Exercise prompt: Search the records below for the word "JSON" and show every line where it occurs.

Data for this task:
****

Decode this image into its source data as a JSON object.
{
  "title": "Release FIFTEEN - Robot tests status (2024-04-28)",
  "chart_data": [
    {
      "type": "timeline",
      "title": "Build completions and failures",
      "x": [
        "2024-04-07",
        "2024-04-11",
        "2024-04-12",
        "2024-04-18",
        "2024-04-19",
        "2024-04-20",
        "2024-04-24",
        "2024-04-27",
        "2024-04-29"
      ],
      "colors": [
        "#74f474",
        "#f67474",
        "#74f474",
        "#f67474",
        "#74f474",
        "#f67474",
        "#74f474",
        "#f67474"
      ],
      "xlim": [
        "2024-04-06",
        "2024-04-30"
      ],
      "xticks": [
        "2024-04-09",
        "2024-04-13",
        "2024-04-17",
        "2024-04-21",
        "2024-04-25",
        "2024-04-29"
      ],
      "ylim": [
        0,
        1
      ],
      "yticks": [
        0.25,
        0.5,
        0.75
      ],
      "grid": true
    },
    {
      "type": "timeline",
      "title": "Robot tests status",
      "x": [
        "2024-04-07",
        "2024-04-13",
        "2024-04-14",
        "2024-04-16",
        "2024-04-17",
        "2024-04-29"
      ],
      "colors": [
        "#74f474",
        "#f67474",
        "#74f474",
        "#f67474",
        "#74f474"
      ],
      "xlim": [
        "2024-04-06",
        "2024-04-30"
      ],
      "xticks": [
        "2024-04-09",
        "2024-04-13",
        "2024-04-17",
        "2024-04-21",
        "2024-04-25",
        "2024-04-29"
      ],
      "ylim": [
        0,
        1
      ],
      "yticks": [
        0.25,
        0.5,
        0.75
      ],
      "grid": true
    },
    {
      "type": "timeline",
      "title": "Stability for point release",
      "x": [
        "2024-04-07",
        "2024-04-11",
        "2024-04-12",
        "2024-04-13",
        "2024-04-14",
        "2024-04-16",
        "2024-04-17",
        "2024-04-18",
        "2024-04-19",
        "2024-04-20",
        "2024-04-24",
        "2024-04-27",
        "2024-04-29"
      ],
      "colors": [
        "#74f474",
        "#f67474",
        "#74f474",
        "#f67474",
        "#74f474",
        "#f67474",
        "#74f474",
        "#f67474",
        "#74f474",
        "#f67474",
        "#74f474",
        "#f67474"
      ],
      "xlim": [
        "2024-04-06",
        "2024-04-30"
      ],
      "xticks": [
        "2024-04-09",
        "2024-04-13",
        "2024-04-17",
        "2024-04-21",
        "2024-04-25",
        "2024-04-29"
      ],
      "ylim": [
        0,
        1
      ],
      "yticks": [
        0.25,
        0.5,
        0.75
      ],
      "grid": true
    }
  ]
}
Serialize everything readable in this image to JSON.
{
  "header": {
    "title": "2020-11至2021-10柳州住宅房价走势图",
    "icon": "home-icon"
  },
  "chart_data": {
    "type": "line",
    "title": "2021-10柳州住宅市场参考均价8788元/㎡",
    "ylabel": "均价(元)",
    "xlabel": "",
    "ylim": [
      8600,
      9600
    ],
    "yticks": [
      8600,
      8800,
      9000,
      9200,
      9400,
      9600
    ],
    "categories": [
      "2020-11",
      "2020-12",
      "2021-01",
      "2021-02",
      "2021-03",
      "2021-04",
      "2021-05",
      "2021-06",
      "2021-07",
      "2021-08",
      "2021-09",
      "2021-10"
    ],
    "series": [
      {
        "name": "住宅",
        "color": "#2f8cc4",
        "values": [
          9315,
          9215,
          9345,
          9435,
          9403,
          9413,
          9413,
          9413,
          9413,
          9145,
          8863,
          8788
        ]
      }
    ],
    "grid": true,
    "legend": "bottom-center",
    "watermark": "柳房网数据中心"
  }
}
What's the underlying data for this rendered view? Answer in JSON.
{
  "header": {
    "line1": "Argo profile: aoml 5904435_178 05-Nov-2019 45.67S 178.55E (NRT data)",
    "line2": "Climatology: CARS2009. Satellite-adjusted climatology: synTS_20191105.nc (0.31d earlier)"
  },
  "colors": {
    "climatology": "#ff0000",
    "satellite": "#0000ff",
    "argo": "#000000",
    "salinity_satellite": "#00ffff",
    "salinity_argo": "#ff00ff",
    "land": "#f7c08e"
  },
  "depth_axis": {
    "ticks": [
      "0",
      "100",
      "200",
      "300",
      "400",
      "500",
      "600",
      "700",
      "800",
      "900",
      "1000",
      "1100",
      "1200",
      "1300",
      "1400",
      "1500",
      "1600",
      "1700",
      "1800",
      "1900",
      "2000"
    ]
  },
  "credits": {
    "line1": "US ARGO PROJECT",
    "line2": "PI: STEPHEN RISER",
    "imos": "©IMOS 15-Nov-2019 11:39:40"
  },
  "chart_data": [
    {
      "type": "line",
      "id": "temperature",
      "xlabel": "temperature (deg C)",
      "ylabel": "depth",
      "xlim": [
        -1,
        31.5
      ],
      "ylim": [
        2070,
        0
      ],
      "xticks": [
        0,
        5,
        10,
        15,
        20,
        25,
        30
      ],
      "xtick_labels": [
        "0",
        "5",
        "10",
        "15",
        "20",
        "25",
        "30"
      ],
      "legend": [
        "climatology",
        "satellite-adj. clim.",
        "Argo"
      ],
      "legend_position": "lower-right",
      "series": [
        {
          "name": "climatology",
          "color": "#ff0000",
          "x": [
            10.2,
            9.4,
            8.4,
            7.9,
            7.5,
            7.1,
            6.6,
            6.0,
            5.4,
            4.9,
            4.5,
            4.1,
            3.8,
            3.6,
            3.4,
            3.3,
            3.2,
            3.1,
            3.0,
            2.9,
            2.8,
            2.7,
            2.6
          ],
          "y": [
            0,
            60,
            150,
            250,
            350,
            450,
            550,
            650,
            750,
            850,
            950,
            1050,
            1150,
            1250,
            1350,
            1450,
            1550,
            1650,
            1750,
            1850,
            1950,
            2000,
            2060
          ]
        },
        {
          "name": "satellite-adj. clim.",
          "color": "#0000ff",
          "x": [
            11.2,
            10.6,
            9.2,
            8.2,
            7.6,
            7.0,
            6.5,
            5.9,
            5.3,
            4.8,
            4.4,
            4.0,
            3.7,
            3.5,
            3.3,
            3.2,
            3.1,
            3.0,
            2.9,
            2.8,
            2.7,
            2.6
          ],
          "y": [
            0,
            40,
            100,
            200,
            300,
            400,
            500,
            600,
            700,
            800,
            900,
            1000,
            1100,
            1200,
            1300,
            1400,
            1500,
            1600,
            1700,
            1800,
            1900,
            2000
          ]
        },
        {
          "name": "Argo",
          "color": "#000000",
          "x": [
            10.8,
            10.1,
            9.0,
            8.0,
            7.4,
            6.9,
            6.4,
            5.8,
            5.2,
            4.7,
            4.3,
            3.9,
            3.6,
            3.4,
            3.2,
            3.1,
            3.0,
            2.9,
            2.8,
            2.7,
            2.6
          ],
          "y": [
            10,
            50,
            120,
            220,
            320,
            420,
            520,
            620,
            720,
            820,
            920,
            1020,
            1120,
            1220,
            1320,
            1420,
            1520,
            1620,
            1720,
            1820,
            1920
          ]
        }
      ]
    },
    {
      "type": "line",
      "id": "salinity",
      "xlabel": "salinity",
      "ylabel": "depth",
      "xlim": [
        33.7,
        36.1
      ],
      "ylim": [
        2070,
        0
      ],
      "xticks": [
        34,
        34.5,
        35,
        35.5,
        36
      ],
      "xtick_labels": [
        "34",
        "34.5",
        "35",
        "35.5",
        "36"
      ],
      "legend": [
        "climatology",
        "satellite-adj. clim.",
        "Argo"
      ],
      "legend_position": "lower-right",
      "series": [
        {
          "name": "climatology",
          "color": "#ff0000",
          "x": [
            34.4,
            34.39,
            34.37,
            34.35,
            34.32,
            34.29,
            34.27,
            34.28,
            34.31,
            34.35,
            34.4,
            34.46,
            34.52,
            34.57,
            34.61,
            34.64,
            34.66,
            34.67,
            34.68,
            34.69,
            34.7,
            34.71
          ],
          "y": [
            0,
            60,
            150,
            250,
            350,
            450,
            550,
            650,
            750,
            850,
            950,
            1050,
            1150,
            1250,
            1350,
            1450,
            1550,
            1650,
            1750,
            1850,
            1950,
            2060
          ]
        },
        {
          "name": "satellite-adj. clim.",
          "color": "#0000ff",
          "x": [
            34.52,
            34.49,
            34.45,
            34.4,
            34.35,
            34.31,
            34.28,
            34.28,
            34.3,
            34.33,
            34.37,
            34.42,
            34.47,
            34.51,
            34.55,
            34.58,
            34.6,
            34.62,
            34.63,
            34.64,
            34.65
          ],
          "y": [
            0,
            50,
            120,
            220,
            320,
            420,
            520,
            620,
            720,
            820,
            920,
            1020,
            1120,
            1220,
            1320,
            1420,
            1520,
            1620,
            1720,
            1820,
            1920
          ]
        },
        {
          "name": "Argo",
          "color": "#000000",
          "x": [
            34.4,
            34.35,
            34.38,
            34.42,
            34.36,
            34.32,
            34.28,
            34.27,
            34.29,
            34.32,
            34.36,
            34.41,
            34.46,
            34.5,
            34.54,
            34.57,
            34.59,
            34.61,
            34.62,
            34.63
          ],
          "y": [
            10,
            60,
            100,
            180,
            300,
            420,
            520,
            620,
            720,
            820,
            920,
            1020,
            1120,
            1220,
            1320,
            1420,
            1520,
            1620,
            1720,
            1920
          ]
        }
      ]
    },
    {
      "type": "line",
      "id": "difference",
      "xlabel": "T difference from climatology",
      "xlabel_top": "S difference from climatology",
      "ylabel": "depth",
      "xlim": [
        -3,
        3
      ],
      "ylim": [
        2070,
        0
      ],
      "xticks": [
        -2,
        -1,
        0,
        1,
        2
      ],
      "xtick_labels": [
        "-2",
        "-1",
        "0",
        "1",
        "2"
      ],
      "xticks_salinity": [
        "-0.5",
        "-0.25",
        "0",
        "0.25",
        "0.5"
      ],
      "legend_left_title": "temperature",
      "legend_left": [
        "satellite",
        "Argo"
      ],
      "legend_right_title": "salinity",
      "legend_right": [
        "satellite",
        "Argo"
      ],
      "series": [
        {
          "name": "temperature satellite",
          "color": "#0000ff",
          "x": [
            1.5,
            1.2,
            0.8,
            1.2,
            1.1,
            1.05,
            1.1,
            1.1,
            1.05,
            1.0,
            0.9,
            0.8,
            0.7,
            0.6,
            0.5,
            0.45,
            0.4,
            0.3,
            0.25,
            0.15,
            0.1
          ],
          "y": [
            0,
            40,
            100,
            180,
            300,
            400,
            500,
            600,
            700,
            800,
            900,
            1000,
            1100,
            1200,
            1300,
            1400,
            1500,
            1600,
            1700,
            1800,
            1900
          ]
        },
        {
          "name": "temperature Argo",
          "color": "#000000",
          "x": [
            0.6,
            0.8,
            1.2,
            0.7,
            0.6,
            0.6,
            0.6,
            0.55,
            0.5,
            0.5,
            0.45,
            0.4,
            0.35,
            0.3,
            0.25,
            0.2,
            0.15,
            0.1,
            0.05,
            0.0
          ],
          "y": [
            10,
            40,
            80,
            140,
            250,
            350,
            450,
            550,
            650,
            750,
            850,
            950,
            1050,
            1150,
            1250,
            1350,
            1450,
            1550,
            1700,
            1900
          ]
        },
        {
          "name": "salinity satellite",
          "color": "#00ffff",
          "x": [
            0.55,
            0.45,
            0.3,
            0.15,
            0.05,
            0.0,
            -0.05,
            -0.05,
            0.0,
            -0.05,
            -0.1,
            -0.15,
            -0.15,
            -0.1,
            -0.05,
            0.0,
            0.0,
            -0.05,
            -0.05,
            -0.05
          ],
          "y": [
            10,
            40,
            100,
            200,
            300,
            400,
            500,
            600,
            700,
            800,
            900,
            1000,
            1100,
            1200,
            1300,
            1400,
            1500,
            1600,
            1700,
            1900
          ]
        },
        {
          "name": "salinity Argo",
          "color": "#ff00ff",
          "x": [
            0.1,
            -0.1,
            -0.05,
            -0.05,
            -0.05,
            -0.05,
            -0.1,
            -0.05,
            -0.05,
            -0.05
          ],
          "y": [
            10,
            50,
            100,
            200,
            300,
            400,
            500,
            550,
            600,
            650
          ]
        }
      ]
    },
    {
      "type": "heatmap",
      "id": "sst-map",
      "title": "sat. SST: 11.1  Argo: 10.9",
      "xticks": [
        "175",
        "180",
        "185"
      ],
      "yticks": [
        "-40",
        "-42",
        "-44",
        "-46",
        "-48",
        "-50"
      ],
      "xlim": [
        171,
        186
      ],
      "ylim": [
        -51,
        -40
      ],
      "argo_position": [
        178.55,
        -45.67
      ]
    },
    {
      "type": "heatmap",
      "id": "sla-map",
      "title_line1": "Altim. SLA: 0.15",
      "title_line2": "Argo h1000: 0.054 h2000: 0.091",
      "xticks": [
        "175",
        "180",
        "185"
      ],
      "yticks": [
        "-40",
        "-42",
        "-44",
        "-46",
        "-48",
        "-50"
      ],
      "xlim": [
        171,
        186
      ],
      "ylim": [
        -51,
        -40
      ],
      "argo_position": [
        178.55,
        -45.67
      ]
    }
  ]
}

****

Reply to the exercise:
Decode this image into its source data as a JSON object.
Serialize everything readable in this image to JSON.
What's the underlying data for this rendered view? Answer in JSON.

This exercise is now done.